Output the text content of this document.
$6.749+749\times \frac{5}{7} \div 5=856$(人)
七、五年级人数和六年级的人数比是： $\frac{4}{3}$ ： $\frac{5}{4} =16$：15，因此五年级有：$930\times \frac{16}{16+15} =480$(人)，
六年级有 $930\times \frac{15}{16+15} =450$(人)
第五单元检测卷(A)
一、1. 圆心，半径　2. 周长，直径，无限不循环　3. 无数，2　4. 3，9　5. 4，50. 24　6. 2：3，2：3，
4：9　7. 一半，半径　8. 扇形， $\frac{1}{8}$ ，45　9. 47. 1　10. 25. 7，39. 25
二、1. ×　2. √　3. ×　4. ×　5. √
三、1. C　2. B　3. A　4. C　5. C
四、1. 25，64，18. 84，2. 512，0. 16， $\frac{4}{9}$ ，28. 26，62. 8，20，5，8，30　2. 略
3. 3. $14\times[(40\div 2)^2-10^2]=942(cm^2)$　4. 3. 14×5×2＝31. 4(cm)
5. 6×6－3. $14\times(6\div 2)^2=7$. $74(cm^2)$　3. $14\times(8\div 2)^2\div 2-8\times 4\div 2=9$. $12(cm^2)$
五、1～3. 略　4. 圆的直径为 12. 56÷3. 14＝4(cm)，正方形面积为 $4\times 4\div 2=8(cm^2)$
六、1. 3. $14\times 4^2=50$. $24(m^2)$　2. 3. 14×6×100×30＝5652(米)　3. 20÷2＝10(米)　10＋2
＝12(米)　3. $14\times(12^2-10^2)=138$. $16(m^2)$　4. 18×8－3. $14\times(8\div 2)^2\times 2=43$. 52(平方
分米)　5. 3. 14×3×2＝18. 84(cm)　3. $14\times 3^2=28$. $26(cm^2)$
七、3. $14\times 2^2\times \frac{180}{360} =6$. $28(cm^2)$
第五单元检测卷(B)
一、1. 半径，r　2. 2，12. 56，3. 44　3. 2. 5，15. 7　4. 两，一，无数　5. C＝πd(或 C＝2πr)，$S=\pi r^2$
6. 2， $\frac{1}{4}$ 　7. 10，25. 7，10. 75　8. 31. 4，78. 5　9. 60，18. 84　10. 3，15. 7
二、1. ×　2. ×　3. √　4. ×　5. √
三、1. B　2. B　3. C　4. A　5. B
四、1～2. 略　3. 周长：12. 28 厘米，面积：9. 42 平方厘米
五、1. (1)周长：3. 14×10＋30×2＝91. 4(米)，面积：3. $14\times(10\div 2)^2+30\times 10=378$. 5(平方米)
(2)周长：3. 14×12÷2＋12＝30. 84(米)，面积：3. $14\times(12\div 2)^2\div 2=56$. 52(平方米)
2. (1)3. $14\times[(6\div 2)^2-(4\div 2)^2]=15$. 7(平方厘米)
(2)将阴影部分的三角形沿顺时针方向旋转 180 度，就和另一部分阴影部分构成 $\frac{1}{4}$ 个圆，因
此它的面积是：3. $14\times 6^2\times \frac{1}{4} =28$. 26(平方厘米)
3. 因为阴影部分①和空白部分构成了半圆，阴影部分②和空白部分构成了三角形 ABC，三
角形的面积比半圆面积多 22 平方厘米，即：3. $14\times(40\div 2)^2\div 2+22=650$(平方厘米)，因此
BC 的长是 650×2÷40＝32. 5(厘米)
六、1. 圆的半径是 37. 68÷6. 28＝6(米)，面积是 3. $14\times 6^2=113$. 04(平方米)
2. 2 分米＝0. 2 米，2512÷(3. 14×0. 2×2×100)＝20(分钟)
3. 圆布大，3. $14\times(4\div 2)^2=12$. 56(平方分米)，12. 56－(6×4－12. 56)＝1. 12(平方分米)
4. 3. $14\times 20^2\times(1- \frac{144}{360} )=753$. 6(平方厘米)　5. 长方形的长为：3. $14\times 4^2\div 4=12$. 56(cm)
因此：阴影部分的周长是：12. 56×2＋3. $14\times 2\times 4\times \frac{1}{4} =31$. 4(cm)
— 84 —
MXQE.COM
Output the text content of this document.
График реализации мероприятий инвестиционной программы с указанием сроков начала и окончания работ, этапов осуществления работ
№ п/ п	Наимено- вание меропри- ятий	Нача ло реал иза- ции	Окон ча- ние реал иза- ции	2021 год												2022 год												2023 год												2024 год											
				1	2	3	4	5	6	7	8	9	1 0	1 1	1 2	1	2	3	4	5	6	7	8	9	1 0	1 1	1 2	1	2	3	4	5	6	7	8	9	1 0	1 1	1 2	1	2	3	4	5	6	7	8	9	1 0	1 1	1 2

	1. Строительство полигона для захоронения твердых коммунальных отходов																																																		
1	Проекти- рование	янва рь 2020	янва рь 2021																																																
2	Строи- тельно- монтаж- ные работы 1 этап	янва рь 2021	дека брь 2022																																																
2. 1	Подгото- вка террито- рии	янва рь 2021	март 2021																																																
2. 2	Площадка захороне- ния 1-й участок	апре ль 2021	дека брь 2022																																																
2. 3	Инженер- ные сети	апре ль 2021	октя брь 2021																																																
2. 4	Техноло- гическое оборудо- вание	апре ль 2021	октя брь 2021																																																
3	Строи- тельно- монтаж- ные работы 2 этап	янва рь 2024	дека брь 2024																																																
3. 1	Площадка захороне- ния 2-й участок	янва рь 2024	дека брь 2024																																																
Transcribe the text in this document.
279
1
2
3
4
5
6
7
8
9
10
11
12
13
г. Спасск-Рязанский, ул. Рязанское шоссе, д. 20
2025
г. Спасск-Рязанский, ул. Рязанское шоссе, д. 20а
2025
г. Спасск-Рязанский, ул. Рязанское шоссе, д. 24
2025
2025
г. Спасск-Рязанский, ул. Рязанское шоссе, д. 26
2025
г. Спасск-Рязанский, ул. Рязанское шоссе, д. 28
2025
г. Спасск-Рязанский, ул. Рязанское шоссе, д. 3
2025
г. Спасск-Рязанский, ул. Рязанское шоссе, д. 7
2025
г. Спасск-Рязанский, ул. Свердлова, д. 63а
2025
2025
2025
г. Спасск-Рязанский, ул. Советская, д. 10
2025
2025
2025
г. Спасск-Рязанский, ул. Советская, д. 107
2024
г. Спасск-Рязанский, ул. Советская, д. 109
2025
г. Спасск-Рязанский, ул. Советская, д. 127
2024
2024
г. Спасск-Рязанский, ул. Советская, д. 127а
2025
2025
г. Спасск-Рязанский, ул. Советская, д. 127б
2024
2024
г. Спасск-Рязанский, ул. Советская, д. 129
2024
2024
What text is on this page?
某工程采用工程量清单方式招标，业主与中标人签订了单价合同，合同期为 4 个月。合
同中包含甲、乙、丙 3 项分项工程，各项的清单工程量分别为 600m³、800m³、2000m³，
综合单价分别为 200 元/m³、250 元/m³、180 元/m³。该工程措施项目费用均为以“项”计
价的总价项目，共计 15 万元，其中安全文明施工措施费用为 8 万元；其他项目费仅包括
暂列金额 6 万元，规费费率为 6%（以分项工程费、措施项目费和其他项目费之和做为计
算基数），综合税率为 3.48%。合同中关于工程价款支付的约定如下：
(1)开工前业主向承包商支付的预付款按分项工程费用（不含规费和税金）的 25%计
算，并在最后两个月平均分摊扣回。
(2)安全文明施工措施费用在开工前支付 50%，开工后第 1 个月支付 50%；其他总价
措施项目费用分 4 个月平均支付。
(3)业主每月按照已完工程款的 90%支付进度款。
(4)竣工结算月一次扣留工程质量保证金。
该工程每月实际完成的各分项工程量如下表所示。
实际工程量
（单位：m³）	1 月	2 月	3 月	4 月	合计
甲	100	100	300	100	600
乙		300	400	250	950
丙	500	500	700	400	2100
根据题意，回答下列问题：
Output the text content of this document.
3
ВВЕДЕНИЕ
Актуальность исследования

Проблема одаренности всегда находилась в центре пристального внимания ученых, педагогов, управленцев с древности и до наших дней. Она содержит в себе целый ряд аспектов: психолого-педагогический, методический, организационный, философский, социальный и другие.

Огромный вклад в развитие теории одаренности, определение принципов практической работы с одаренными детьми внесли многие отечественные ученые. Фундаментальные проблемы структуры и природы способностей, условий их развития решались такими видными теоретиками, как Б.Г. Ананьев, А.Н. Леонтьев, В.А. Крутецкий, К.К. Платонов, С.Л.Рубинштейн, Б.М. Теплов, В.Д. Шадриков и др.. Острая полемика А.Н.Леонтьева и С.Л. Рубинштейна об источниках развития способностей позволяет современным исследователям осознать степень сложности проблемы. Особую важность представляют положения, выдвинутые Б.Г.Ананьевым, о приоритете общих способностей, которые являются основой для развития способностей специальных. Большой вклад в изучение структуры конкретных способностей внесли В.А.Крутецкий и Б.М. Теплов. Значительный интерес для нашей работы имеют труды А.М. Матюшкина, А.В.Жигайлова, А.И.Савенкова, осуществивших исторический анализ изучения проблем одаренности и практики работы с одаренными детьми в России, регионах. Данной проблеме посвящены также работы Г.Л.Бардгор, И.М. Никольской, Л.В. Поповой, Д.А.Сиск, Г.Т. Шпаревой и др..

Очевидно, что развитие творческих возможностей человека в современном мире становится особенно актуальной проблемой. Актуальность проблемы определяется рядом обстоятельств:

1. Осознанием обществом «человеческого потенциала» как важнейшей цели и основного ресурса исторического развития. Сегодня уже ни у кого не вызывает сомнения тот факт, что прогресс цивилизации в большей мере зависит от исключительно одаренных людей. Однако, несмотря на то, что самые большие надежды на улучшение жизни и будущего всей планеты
━━━━━━━━━━━━━━━━━━━━
◆ What you will do
Working from the entries above, return all lines that contain "Рязанское".

◆ Answer
г. Спасск-Рязанский, ул. Рязанское шоссе, д. 20
г. Спасск-Рязанский, ул. Рязанское шоссе, д. 20а
г. Спасск-Рязанский, ул. Рязанское шоссе, д. 24
г. Спасск-Рязанский, ул. Рязанское шоссе, д. 26
г. Спасск-Рязанский, ул. Рязанское шоссе, д. 28
г. Спасск-Рязанский, ул. Рязанское шоссе, д. 3
г. Спасск-Рязанский, ул. Рязанское шоссе, д. 7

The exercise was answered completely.